## Start

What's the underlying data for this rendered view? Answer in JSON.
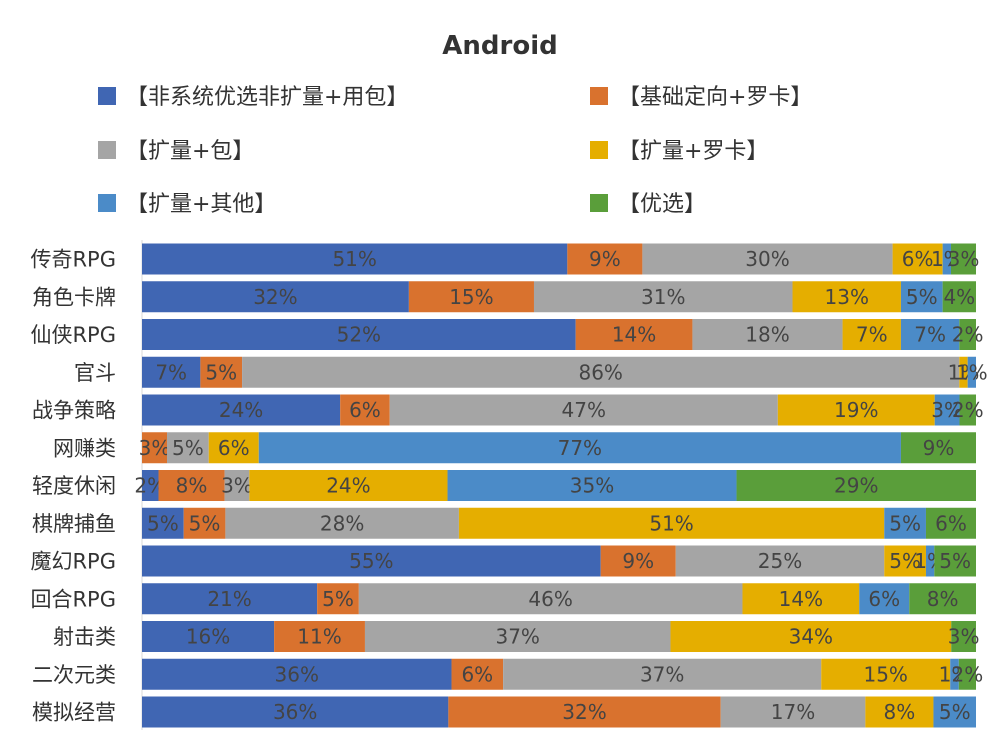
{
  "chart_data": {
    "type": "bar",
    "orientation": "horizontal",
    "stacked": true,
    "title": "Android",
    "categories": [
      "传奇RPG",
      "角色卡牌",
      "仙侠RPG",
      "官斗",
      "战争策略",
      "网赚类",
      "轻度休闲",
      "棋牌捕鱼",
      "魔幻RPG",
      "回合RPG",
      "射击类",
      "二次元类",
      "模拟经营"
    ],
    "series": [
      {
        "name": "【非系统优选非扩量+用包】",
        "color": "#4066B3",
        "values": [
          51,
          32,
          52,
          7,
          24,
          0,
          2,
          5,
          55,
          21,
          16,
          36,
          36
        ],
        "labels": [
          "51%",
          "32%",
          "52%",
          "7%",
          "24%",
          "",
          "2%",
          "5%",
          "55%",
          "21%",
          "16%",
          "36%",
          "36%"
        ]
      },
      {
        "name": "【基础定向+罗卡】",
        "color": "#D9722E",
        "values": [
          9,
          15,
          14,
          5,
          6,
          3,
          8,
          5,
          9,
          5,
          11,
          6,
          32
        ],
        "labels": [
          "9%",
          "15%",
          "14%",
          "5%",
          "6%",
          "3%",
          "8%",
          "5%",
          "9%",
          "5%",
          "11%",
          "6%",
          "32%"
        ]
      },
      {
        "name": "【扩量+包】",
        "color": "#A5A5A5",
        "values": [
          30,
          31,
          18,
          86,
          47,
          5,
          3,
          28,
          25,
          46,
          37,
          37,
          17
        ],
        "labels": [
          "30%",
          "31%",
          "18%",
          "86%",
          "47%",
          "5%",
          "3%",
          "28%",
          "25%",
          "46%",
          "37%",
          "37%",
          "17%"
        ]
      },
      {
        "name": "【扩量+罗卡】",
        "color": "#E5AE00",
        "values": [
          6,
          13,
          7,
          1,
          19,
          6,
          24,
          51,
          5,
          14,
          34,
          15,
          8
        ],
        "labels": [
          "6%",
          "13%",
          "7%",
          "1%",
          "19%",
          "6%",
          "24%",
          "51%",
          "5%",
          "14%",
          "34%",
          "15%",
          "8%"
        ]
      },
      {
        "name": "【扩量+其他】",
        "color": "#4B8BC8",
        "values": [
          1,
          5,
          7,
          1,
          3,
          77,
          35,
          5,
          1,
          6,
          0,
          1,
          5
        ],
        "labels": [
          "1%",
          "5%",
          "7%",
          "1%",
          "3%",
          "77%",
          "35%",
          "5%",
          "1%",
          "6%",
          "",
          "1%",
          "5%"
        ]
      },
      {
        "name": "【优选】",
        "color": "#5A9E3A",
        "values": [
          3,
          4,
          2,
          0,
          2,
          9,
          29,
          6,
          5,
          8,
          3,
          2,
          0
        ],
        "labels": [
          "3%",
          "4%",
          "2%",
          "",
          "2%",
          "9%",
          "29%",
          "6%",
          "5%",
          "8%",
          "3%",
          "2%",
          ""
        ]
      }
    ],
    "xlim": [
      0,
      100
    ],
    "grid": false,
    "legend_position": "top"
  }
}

## End
## Start

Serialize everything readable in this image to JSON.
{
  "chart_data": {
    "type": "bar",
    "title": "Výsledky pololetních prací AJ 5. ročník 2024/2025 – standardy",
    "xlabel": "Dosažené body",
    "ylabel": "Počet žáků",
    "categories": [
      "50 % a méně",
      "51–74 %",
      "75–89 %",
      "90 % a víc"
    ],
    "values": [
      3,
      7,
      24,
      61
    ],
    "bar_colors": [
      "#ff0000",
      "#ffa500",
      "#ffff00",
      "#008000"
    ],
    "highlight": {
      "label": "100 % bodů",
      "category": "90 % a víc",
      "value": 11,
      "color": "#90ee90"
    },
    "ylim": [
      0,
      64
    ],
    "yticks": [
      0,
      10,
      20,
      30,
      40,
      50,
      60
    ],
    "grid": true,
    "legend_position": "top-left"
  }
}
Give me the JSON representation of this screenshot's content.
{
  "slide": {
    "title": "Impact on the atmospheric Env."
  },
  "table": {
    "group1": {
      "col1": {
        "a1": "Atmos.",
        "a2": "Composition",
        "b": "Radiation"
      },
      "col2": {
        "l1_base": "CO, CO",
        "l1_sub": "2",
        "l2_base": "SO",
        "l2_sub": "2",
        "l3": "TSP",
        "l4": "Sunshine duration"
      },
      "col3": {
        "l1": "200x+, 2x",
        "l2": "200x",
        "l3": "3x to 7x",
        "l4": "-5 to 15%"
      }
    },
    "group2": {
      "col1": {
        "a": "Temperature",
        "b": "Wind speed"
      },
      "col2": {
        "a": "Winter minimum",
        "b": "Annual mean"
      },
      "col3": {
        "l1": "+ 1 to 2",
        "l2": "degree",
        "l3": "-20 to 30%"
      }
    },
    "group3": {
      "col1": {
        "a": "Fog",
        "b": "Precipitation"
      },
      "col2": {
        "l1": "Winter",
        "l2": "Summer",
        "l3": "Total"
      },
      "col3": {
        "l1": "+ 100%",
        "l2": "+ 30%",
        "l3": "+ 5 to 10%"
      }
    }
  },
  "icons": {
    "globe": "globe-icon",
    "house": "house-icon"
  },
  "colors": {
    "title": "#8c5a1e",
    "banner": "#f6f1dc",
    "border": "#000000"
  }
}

## End
## Start

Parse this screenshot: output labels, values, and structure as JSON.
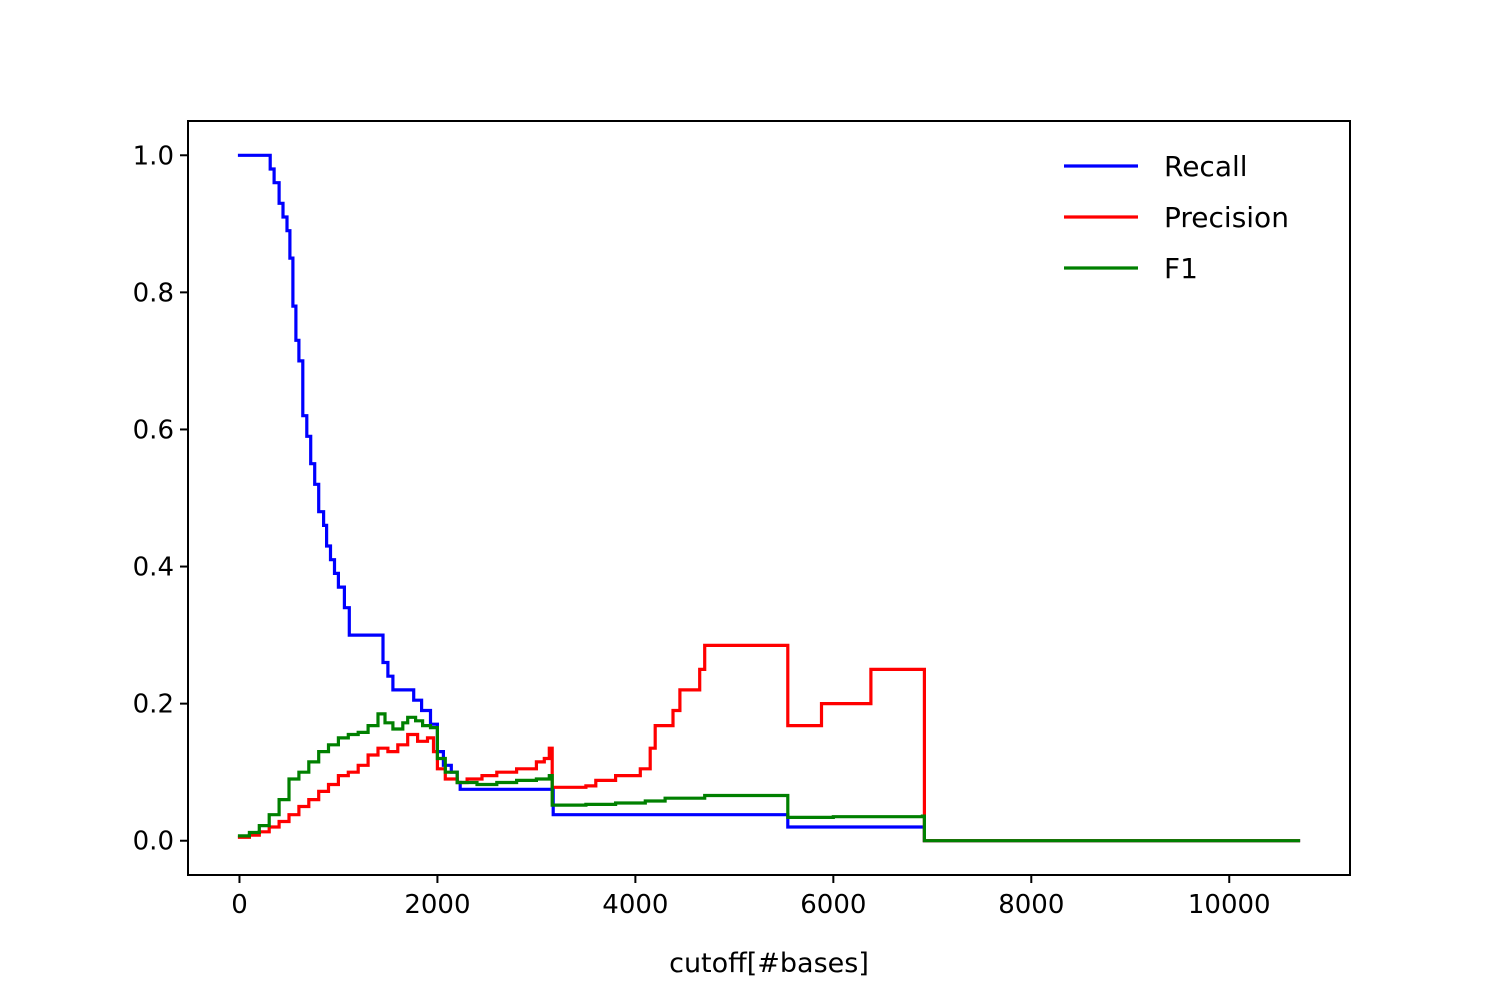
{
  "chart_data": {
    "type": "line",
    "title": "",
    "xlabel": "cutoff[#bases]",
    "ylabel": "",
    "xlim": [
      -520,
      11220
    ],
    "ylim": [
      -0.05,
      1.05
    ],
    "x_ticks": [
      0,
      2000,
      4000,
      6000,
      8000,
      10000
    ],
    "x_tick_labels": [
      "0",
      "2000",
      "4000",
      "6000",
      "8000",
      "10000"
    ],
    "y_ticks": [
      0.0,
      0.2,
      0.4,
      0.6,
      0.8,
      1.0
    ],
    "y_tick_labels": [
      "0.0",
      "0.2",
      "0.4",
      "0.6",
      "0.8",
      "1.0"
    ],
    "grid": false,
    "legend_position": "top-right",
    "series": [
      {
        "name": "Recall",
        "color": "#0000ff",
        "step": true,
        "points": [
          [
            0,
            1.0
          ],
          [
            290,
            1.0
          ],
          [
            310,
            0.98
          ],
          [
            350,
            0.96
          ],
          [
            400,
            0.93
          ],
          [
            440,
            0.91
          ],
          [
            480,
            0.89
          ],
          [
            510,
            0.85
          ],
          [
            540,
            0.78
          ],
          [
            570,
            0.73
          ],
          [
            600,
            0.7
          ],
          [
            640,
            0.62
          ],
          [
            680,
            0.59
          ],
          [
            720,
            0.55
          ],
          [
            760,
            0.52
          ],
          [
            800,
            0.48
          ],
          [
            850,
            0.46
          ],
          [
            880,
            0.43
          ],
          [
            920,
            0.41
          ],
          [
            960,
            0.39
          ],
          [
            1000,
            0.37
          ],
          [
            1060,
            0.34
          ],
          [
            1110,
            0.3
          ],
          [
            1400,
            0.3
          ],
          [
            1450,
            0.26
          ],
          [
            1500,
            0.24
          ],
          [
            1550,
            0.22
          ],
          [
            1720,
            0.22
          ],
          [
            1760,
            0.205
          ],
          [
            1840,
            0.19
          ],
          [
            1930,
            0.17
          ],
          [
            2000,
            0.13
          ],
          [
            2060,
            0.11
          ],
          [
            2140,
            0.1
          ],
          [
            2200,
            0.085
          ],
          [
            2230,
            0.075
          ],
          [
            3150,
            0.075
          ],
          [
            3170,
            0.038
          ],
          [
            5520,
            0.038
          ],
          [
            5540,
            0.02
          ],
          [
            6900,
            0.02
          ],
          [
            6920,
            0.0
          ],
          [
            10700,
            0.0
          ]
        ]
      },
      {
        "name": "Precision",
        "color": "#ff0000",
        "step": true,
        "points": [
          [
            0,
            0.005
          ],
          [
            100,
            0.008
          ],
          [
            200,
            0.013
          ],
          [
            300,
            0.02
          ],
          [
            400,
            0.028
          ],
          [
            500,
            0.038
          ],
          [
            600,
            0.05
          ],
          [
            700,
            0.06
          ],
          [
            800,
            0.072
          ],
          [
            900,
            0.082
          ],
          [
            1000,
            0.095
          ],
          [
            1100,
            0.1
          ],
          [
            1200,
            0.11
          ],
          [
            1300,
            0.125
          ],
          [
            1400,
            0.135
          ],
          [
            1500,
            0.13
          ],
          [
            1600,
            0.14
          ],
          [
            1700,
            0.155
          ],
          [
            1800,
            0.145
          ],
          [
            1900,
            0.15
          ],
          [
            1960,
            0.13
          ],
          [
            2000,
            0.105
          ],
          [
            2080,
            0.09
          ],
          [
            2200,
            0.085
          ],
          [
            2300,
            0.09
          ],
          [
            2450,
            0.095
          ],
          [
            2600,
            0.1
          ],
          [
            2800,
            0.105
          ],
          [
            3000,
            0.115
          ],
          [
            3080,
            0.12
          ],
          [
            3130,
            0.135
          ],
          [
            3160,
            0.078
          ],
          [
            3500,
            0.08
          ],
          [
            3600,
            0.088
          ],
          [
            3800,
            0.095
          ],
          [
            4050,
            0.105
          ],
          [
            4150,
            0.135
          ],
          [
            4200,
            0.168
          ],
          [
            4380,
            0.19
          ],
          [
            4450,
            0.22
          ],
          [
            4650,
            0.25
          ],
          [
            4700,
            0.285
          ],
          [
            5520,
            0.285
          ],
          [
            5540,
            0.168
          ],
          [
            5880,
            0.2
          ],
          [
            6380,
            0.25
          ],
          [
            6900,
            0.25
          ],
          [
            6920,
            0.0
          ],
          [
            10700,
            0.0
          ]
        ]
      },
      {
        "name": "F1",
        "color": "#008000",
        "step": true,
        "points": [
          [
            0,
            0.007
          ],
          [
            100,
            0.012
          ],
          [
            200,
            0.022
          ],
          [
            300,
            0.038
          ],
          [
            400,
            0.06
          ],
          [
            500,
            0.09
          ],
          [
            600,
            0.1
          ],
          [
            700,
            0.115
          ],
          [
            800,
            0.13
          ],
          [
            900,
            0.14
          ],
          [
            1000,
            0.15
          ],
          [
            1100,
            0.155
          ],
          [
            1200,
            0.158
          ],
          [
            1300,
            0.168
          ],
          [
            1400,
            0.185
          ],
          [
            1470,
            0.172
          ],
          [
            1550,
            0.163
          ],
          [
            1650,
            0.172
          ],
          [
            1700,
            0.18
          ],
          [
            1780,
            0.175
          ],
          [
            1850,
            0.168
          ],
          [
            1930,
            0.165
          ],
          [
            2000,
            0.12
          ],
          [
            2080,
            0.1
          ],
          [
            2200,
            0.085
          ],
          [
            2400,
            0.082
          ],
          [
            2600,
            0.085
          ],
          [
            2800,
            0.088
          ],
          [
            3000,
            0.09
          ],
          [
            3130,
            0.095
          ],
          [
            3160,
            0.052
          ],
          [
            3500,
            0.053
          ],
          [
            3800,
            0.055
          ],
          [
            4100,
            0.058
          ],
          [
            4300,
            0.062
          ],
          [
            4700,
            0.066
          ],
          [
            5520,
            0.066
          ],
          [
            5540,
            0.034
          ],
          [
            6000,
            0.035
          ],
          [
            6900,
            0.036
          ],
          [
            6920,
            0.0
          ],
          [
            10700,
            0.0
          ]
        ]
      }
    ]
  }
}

## End

Aim of the exercise: Show every line from the entries above in which the word "name" appears.

Response:
        "name": "【非系统优选非扩量+用包】",
        "name": "【基础定向+罗卡】",
        "name": "【扩量+包】",
        "name": "【扩量+罗卡】",
        "name": "【扩量+其他】",
        "name": "【优选】",
        "name": "Recall",
        "name": "Precision",
        "name": "F1",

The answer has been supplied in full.